■ **Raw data**:
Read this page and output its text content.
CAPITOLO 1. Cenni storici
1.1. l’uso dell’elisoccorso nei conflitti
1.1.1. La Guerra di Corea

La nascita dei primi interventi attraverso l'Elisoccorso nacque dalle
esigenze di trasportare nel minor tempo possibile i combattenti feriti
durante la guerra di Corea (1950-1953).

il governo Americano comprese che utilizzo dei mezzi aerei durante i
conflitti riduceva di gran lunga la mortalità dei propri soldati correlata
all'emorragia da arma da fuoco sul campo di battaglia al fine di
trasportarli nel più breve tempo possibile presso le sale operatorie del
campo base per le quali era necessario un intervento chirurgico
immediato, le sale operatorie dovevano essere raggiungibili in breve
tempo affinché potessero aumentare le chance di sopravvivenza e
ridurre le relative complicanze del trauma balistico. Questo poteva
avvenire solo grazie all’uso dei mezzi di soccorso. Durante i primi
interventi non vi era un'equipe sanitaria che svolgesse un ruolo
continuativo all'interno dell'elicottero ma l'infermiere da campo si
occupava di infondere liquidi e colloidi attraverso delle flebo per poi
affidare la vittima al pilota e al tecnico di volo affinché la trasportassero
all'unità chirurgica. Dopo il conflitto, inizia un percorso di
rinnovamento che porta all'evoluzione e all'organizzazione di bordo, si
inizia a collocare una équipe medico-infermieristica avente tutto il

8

■ **Given instruction**:
Repeat the material word for word, in full.

■ **Task response**:
Read this page and output its text content.
CAPITOLO 1. Cenni storici
1.1. l’uso dell’elisoccorso nei conflitti
1.1.1. La Guerra di Corea

La nascita dei primi interventi attraverso l'Elisoccorso nacque dalle
esigenze di trasportare nel minor tempo possibile i combattenti feriti
durante la guerra di Corea (1950-1953).

il governo Americano comprese che utilizzo dei mezzi aerei durante i
conflitti riduceva di gran lunga la mortalità dei propri soldati correlata
all'emorragia da arma da fuoco sul campo di battaglia al fine di
trasportarli nel più breve tempo possibile presso le sale operatorie del
campo base per le quali era necessario un intervento chirurgico
immediato, le sale operatorie dovevano essere raggiungibili in breve
tempo affinché potessero aumentare le chance di sopravvivenza e
ridurre le relative complicanze del trauma balistico. Questo poteva
avvenire solo grazie all’uso dei mezzi di soccorso. Durante i primi
interventi non vi era un'equipe sanitaria che svolgesse un ruolo
continuativo all'interno dell'elicottero ma l'infermiere da campo si
occupava di infondere liquidi e colloidi attraverso delle flebo per poi
affidare la vittima al pilota e al tecnico di volo affinché la trasportassero
all'unità chirurgica. Dopo il conflitto, inizia un percorso di
rinnovamento che porta all'evoluzione e all'organizzazione di bordo, si
inizia a collocare una équipe medico-infermieristica avente tutto il

8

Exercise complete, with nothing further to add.